* Begin Supplied entries *

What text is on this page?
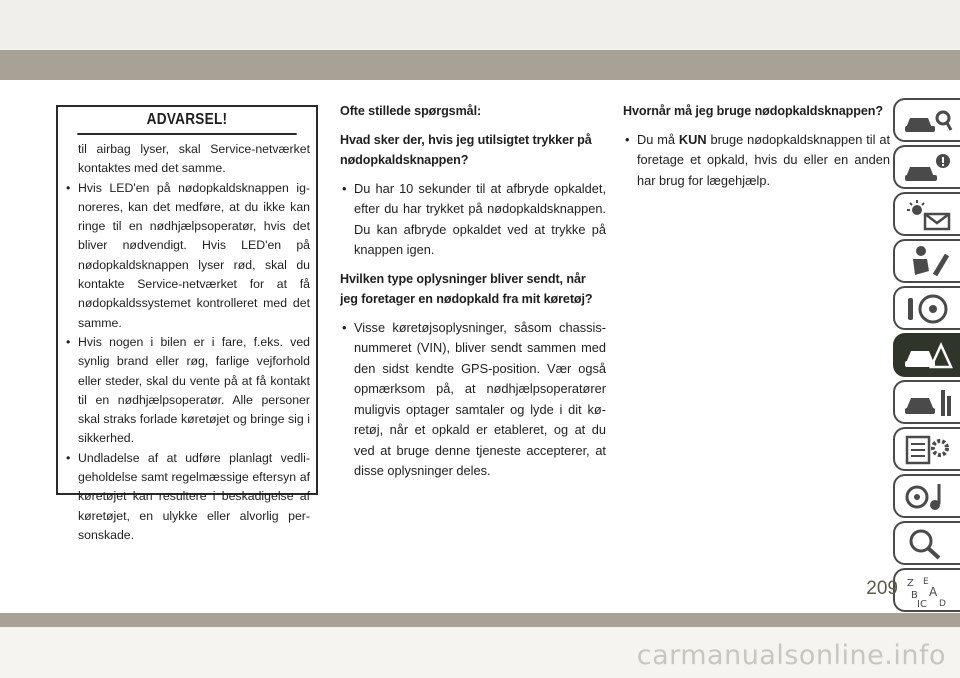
ADVARSEL!

til airbag lyser, skal Service-netværket kontaktes med det samme.

• Hvis LED'en på nødopkaldsknappen ig-noreres, kan det medføre, at du ikke kan ringe til en nødhjælpsoperatør, hvis det bliver nødvendigt. Hvis LED'en på nødopkaldsknappen lyser rød, skal du kontakte Service-netværket for at få nødopkaldssystemet kontrolleret med det samme.
• Hvis nogen i bilen er i fare, f.eks. ved synlig brand eller røg, farlige vejforhold eller steder, skal du vente på at få kontakt til en nødhjælpsoperatør. Alle personer skal straks forlade køretøjet og bringe sig i sikkerhed.
• Undladelse af at udføre planlagt vedli-geholdelse samt regelmæssige eftersyn af køretøjet kan resultere i beskadigelse af køretøjet, en ulykke eller alvorlig per-sonskade.

Ofte stillede spørgsmål:

Hvad sker der, hvis jeg utilsigtet trykker på nødopkaldsknappen?

• Du har 10 sekunder til at afbryde opkaldet, efter du har trykket på nødopkaldsknappen. Du kan afbryde opkaldet ved at trykke på knappen igen.

Hvilken type oplysninger bliver sendt, når jeg foretager en nødopkald fra mit køretøj?

• Visse køretøjsoplysninger, såsom chassis-nummeret (VIN), bliver sendt sammen med den sidst kendte GPS-position. Vær også opmærksom på, at nødhjælpsoperatører muligvis optager samtaler og lyde i dit kø-retøj, når et opkald er etableret, og at du ved at bruge denne tjeneste accepterer, at disse oplysninger deles.

Hvornår må jeg bruge nødopkaldsknappen?

• Du må KUN bruge nødopkaldsknappen til at foretage et opkald, hvis du eller en anden har brug for lægehjælp.
Z E
B A
IC D
209
carmanualsonline.info
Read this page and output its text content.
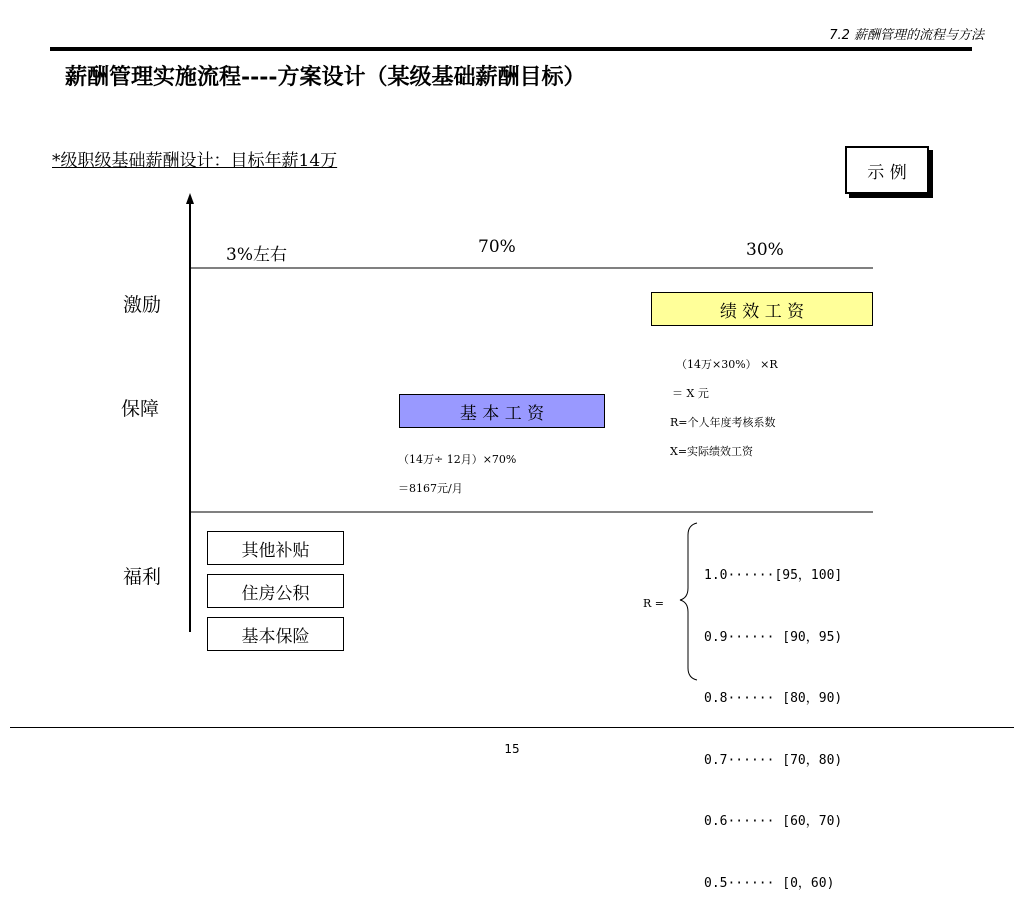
7.2 薪酬管理的流程与方法
薪酬管理实施流程----方案设计（某级基础薪酬目标）
*级职级基础薪酬设计：目标年薪14万
示 例
3%左右	70%	30%
激励
保障
福利
绩 效 工 资
（14万×30%） ×R
＝ X 元
R=个人年度考核系数
X=实际绩效工资
基 本 工 资
（14万÷ 12月）×70%
＝8167元/月
其他补贴
住房公积
基本保险
R =

1.0······[95，100]

0.9······ [90，95)

0.8······ [80，90)

0.7······ [70，80)

0.6······ [60，70)

0.5······ [0，60)

15
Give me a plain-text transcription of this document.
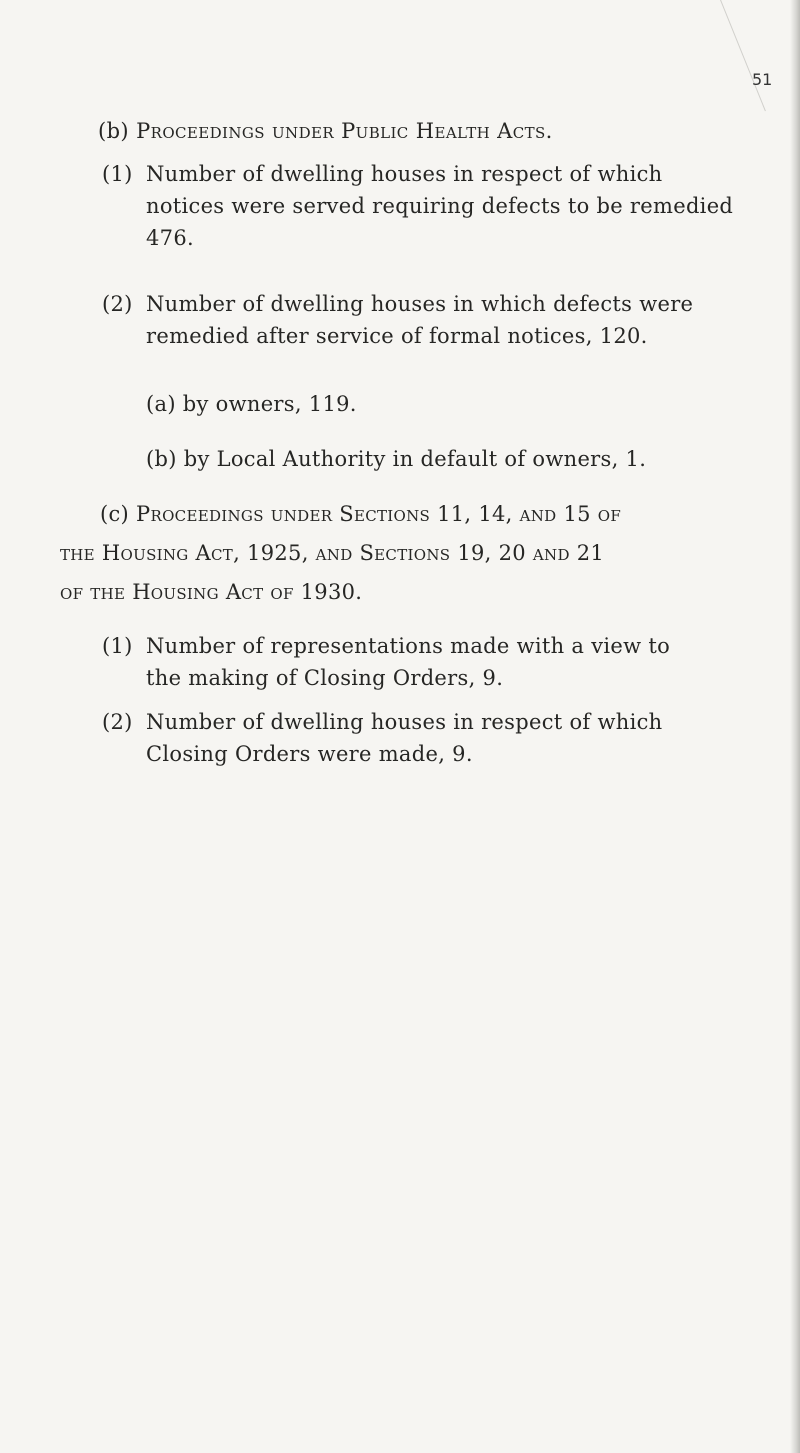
51
(b) Proceedings under Public Health Acts.
(1) Number of dwelling houses in respect of which
notices were served requiring defects to be remedied
476.
(2) Number of dwelling houses in which defects were
remedied after service of formal notices, 120.
(a) by owners, 119.
(b) by Local Authority in default of owners, 1.
(c) Proceedings under Sections 11, 14, and 15 of
the Housing Act, 1925, and Sections 19, 20 and 21
of the Housing Act of 1930.
(1) Number of representations made with a view to
the making of Closing Orders, 9.
(2) Number of dwelling houses in respect of which
Closing Orders were made, 9.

* End Supplied entries *

▶ _What you are asked to do_
Set down the material exactly, every line of it, except for the pictures.

▶ _Answer to this task_
What text is on this page?
ADVARSEL!

til airbag lyser, skal Service-netværket kontaktes med det samme.

• Hvis LED'en på nødopkaldsknappen ig-noreres, kan det medføre, at du ikke kan ringe til en nødhjælpsoperatør, hvis det bliver nødvendigt. Hvis LED'en på nødopkaldsknappen lyser rød, skal du kontakte Service-netværket for at få nødopkaldssystemet kontrolleret med det samme.
• Hvis nogen i bilen er i fare, f.eks. ved synlig brand eller røg, farlige vejforhold eller steder, skal du vente på at få kontakt til en nødhjælpsoperatør. Alle personer skal straks forlade køretøjet og bringe sig i sikkerhed.
• Undladelse af at udføre planlagt vedli-geholdelse samt regelmæssige eftersyn af køretøjet kan resultere i beskadigelse af køretøjet, en ulykke eller alvorlig per-sonskade.

Ofte stillede spørgsmål:

Hvad sker der, hvis jeg utilsigtet trykker på nødopkaldsknappen?

• Du har 10 sekunder til at afbryde opkaldet, efter du har trykket på nødopkaldsknappen. Du kan afbryde opkaldet ved at trykke på knappen igen.

Hvilken type oplysninger bliver sendt, når jeg foretager en nødopkald fra mit køretøj?

• Visse køretøjsoplysninger, såsom chassis-nummeret (VIN), bliver sendt sammen med den sidst kendte GPS-position. Vær også opmærksom på, at nødhjælpsoperatører muligvis optager samtaler og lyde i dit kø-retøj, når et opkald er etableret, og at du ved at bruge denne tjeneste accepterer, at disse oplysninger deles.

Hvornår må jeg bruge nødopkaldsknappen?

• Du må KUN bruge nødopkaldsknappen til at foretage et opkald, hvis du eller en anden har brug for lægehjælp.
Z E
B A
IC D
209
carmanualsonline.info
Read this page and output its text content.
7.2 薪酬管理的流程与方法
薪酬管理实施流程----方案设计（某级基础薪酬目标）
*级职级基础薪酬设计：目标年薪14万
示 例
3%左右	70%	30%
激励
保障
福利
绩 效 工 资
（14万×30%） ×R
＝ X 元
R=个人年度考核系数
X=实际绩效工资
基 本 工 资
（14万÷ 12月）×70%
＝8167元/月
其他补贴
住房公积
基本保险
R =

1.0······[95，100]

0.9······ [90，95)

0.8······ [80，90)

0.7······ [70，80)

0.6······ [60，70)

0.5······ [0，60)

15
Give me a plain-text transcription of this document.
51
(b) Proceedings under Public Health Acts.
(1) Number of dwelling houses in respect of which
notices were served requiring defects to be remedied
476.
(2) Number of dwelling houses in which defects were
remedied after service of formal notices, 120.
(a) by owners, 119.
(b) by Local Authority in default of owners, 1.
(c) Proceedings under Sections 11, 14, and 15 of
the Housing Act, 1925, and Sections 19, 20 and 21
of the Housing Act of 1930.
(1) Number of representations made with a view to
the making of Closing Orders, 9.
(2) Number of dwelling houses in respect of which
Closing Orders were made, 9.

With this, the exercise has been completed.